◆ **Exercise material**:
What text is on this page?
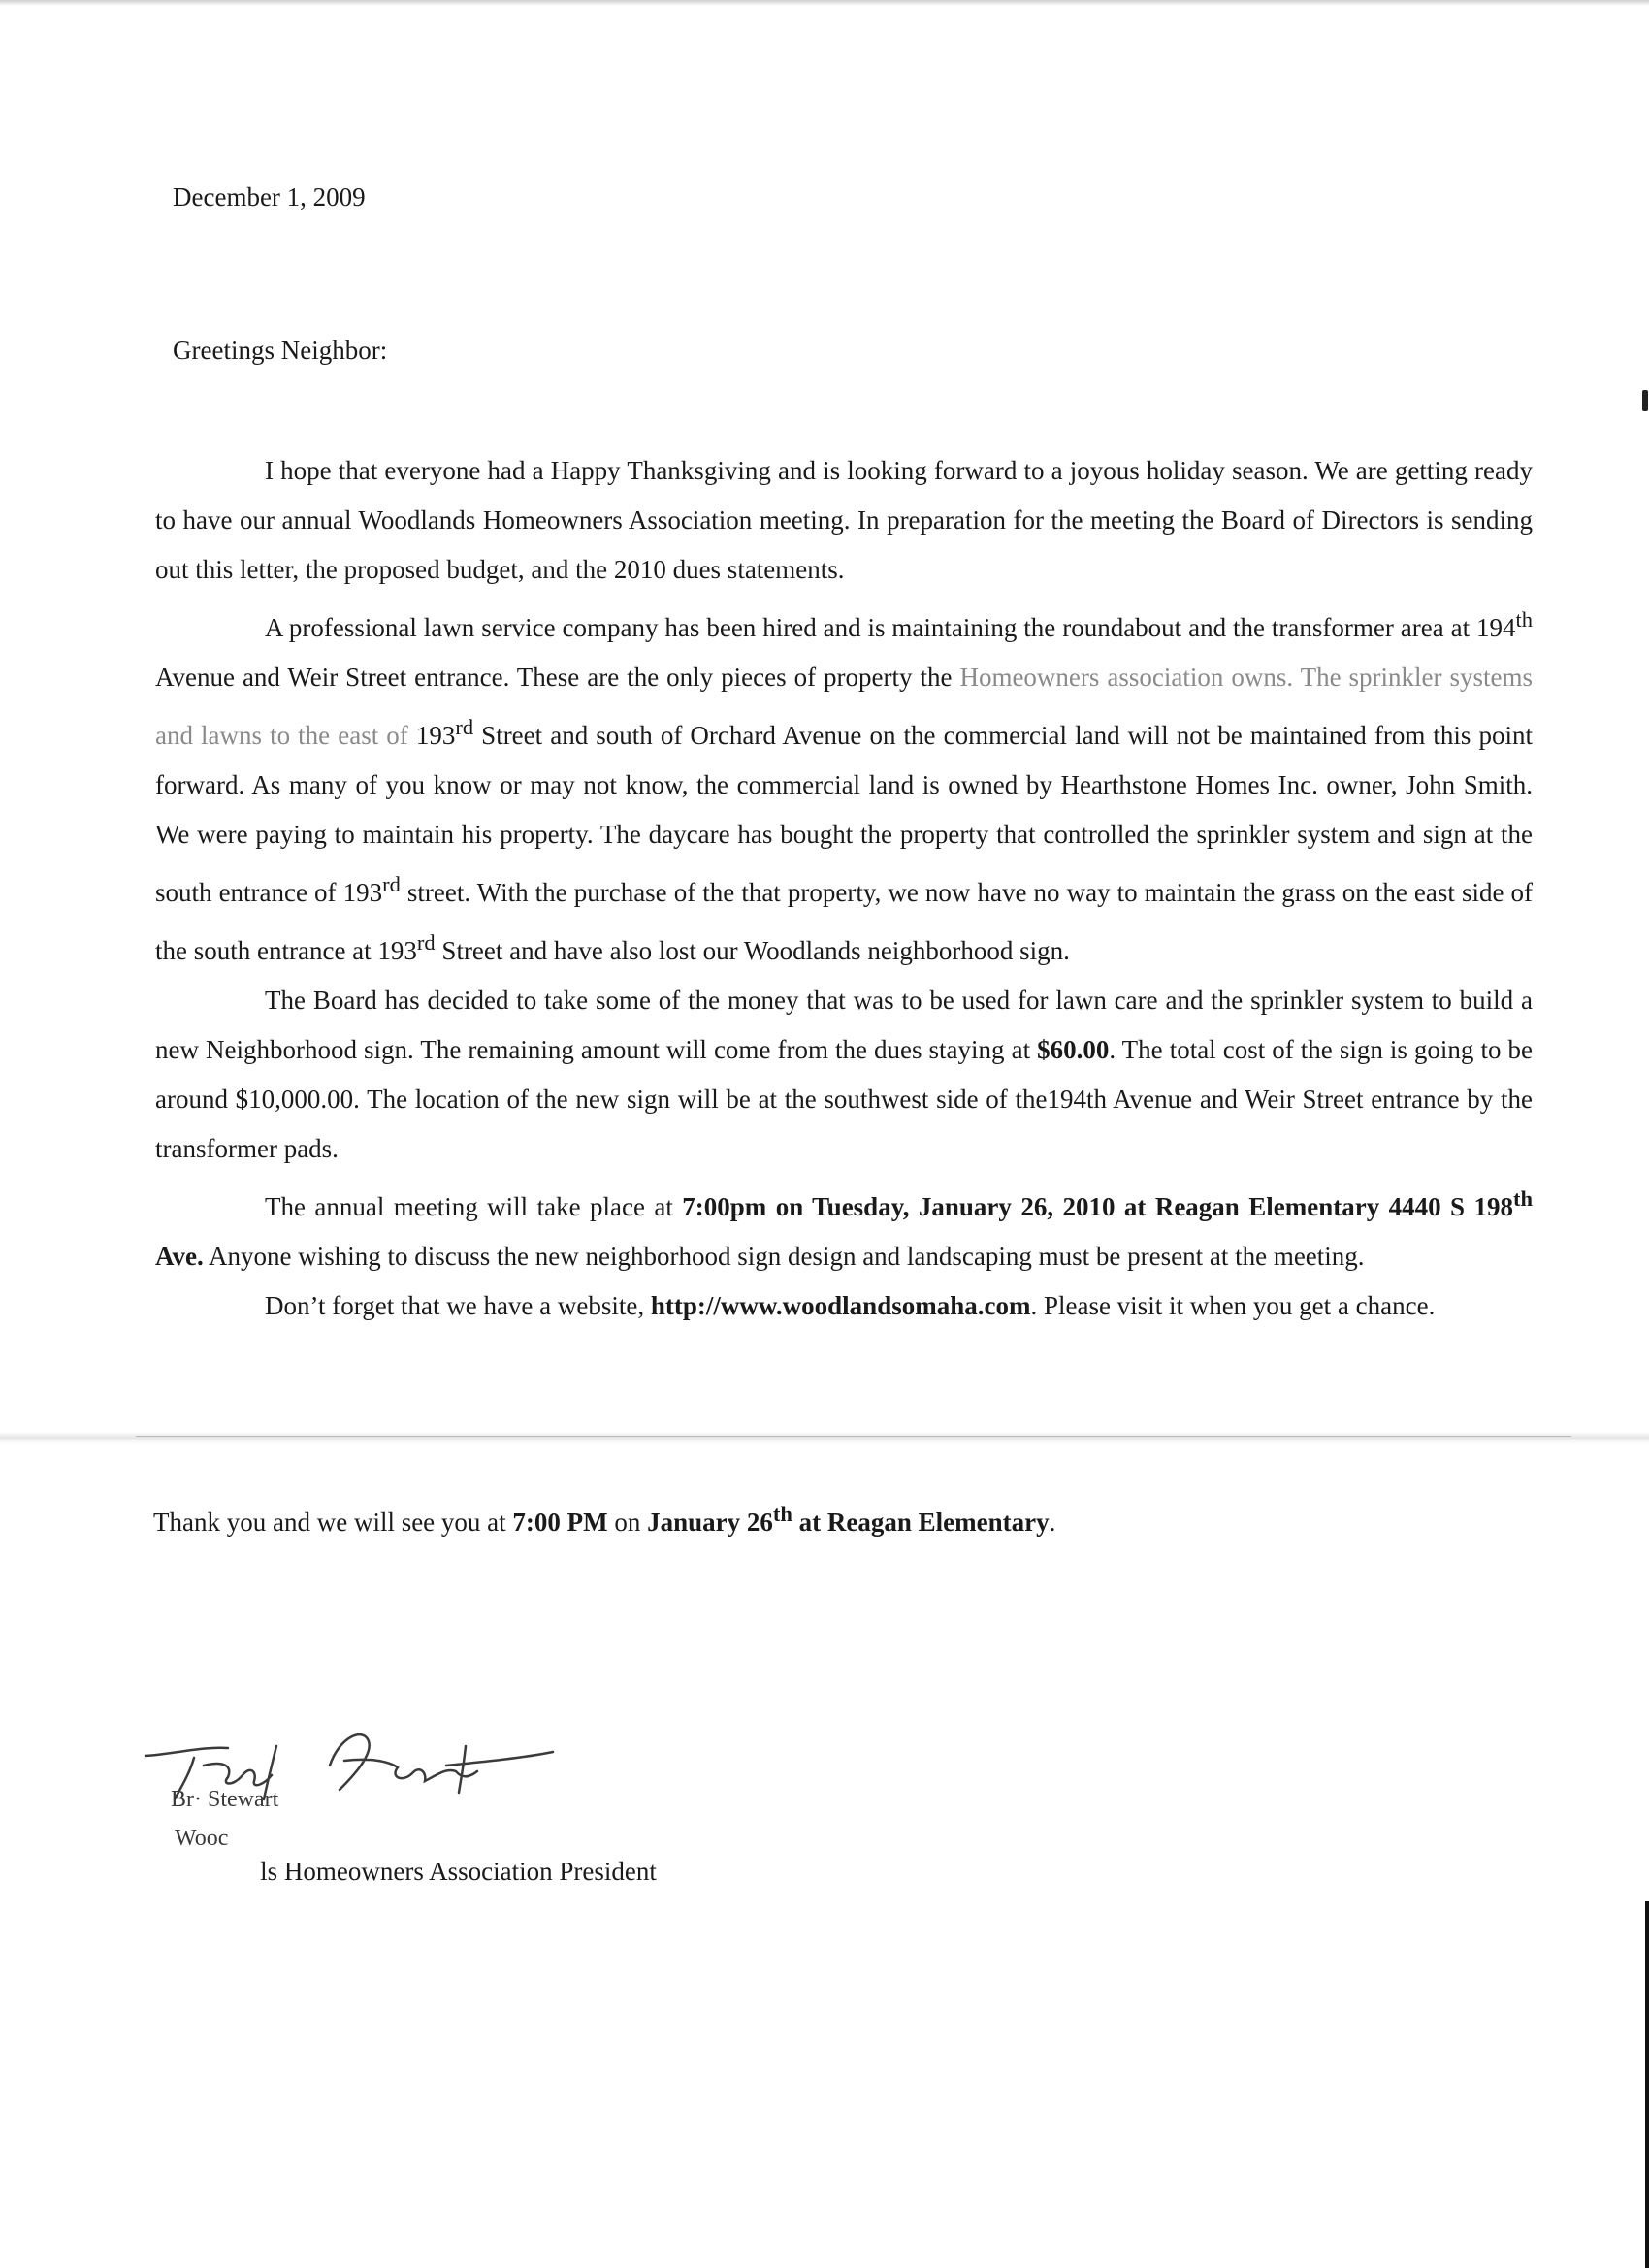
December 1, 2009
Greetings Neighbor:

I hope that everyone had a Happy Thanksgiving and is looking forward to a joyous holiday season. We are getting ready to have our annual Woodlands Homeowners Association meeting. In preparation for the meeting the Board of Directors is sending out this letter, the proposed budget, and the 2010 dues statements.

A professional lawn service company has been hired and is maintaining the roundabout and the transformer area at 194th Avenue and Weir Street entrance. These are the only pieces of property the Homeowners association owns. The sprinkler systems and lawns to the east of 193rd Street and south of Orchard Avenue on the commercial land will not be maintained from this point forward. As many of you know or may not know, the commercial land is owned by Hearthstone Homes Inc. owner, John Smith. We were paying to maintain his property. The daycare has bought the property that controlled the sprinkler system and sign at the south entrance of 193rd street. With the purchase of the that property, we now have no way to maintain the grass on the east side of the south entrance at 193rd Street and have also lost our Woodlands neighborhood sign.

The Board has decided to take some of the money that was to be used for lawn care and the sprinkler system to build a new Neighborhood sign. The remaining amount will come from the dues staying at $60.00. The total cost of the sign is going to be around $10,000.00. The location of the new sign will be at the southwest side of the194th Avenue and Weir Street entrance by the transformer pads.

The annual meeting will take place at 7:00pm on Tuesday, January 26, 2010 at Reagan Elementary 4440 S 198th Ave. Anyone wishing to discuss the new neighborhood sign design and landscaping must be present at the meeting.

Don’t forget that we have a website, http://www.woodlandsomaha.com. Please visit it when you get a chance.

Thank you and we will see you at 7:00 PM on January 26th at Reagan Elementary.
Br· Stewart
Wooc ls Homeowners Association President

---

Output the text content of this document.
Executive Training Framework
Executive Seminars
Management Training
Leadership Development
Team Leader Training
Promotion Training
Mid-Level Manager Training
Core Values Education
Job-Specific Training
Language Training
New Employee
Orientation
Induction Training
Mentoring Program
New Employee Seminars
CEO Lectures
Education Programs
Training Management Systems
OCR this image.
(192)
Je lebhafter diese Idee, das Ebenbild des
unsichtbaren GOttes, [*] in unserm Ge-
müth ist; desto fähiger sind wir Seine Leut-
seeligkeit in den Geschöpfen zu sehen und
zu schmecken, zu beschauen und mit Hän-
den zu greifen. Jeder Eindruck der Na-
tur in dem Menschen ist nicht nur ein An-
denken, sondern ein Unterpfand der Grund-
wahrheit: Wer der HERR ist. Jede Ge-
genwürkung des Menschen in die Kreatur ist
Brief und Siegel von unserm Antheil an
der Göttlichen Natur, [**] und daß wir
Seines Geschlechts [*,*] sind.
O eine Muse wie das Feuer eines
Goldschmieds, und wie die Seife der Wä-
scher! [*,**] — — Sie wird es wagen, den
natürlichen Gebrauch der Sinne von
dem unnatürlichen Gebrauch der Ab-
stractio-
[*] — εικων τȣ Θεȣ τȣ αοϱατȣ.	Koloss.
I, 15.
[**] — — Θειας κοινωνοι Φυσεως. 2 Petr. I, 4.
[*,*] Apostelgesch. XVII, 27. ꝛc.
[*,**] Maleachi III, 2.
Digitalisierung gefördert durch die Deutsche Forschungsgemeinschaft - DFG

--

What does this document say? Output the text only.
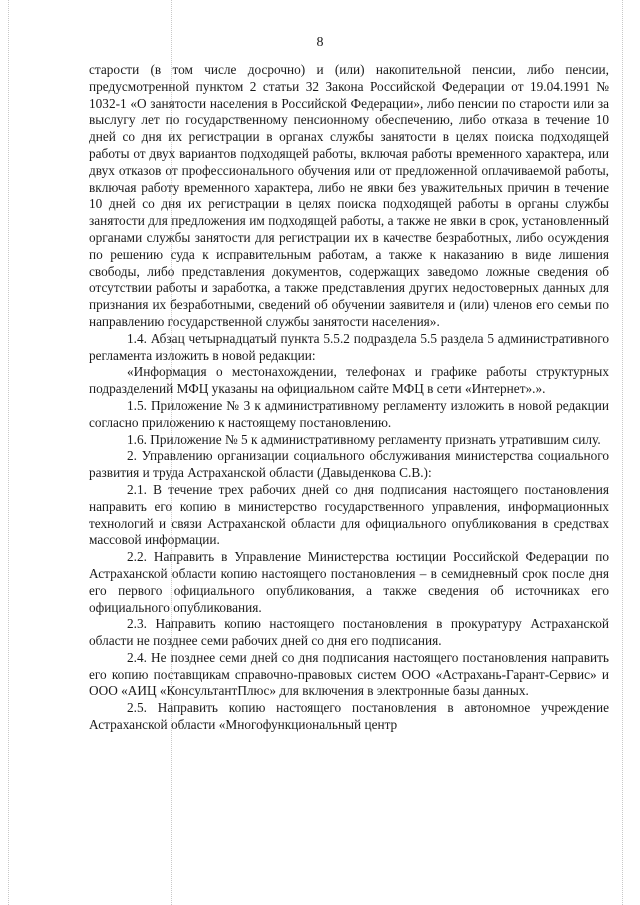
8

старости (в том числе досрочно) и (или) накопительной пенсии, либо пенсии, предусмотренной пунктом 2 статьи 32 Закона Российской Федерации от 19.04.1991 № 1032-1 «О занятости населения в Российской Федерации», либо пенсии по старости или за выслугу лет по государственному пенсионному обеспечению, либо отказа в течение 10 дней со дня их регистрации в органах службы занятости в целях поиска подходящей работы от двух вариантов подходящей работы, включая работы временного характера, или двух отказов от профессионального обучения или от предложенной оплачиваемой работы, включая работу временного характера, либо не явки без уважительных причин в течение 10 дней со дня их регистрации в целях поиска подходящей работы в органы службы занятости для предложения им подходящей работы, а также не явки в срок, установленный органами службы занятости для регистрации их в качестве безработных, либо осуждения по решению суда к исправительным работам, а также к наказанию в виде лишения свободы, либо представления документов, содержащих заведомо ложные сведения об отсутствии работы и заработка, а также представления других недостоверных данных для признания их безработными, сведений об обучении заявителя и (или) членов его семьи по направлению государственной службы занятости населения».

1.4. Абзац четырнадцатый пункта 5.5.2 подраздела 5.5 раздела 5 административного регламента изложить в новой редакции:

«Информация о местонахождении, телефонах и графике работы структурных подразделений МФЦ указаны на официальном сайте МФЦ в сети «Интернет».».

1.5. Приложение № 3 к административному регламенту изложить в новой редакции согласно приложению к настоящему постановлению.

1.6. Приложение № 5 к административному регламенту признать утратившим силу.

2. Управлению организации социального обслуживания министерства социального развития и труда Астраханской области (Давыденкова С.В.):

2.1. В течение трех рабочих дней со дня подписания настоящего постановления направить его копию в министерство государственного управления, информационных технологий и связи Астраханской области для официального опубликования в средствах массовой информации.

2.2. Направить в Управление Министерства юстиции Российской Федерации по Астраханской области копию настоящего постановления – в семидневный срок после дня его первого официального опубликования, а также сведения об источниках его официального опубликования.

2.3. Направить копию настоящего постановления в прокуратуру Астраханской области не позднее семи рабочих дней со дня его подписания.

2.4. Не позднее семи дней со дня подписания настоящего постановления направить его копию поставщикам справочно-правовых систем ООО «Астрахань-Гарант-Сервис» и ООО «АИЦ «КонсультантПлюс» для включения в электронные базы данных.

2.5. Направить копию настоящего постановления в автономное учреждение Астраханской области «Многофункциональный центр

◆ **Requirements**: Copy every line of the listing where the word "редакции" appears.

◆ **Worked solution**:
1.4. Абзац четырнадцатый пункта 5.5.2 подраздела 5.5 раздела 5 административного регламента изложить в новой редакции:
1.5. Приложение № 3 к административному регламенту изложить в новой редакции согласно приложению к настоящему постановлению.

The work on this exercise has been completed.